__Request__. Copy the data exactly; pictures stay out of the copy.
** Begin Material for this task **
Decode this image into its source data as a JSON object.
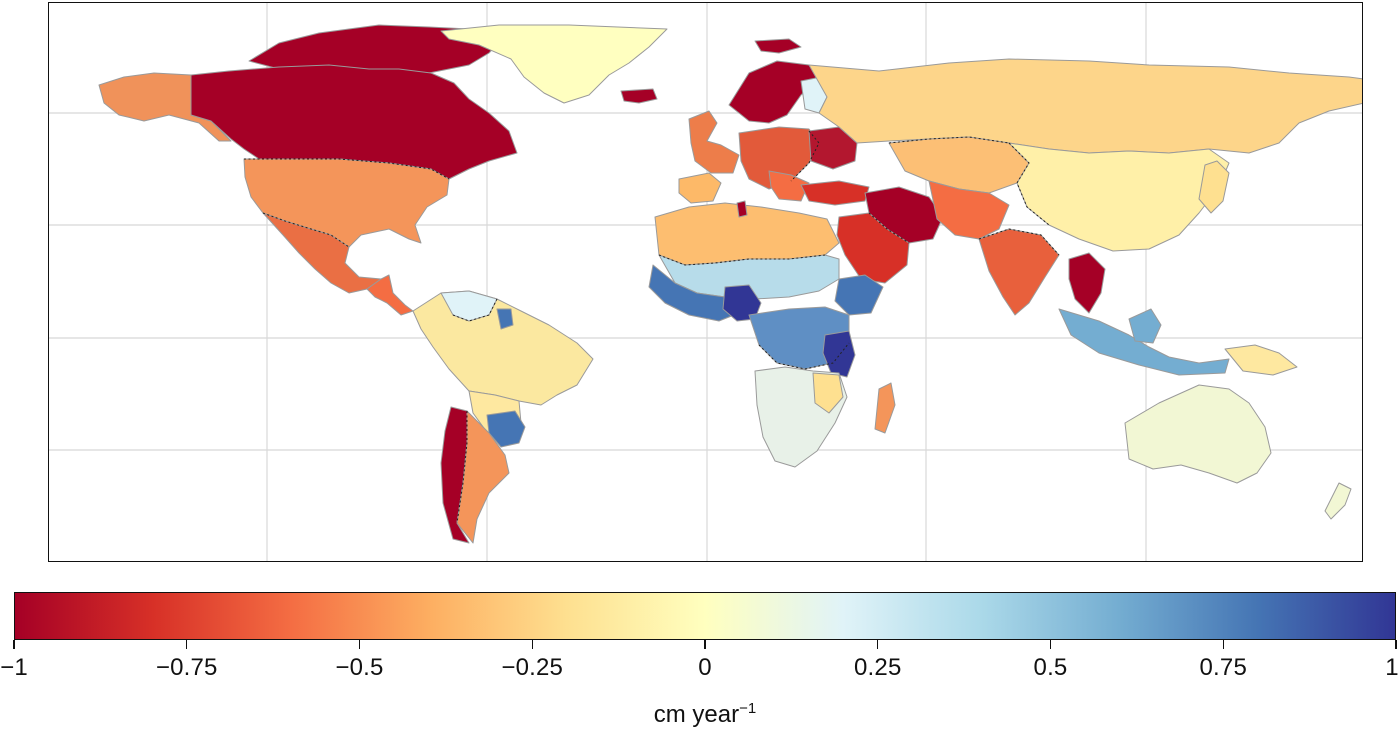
{
  "map": {
    "projection": "equirectangular",
    "lon_range": [
      -180,
      180
    ],
    "lat_range": [
      -60,
      85
    ],
    "gridlines": {
      "meridians_deg": [
        -120,
        -60,
        0,
        60,
        120
      ],
      "parallels_deg": [
        -30,
        0,
        30,
        60
      ]
    },
    "border_style": "dotted",
    "scale": {
      "min": -1,
      "max": 1,
      "colormap": "RdYlBu"
    }
  },
  "colorbar": {
    "ticks": [
      {
        "value": -1,
        "label": "−1"
      },
      {
        "value": -0.75,
        "label": "−0.75"
      },
      {
        "value": -0.5,
        "label": "−0.5"
      },
      {
        "value": -0.25,
        "label": "−0.25"
      },
      {
        "value": 0,
        "label": "0"
      },
      {
        "value": 0.25,
        "label": "0.25"
      },
      {
        "value": 0.5,
        "label": "0.5"
      },
      {
        "value": 0.75,
        "label": "0.75"
      },
      {
        "value": 1,
        "label": "1"
      }
    ],
    "unit_base": "cm year",
    "unit_exponent": "−1",
    "colors": [
      "#a50026",
      "#d73027",
      "#f46d43",
      "#fdae61",
      "#fee090",
      "#ffffbf",
      "#e0f3f8",
      "#abd9e9",
      "#74add1",
      "#4575b4",
      "#313695"
    ]
  }
}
** End Material for this task **
__Solution below__.
Decode this image into its source data as a JSON object.
{
  "map": {
    "projection": "equirectangular",
    "lon_range": [
      -180,
      180
    ],
    "lat_range": [
      -60,
      85
    ],
    "gridlines": {
      "meridians_deg": [
        -120,
        -60,
        0,
        60,
        120
      ],
      "parallels_deg": [
        -30,
        0,
        30,
        60
      ]
    },
    "border_style": "dotted",
    "scale": {
      "min": -1,
      "max": 1,
      "colormap": "RdYlBu"
    }
  },
  "colorbar": {
    "ticks": [
      {
        "value": -1,
        "label": "−1"
      },
      {
        "value": -0.75,
        "label": "−0.75"
      },
      {
        "value": -0.5,
        "label": "−0.5"
      },
      {
        "value": -0.25,
        "label": "−0.25"
      },
      {
        "value": 0,
        "label": "0"
      },
      {
        "value": 0.25,
        "label": "0.25"
      },
      {
        "value": 0.5,
        "label": "0.5"
      },
      {
        "value": 0.75,
        "label": "0.75"
      },
      {
        "value": 1,
        "label": "1"
      }
    ],
    "unit_base": "cm year",
    "unit_exponent": "−1",
    "colors": [
      "#a50026",
      "#d73027",
      "#f46d43",
      "#fdae61",
      "#fee090",
      "#ffffbf",
      "#e0f3f8",
      "#abd9e9",
      "#74add1",
      "#4575b4",
      "#313695"
    ]
  }
}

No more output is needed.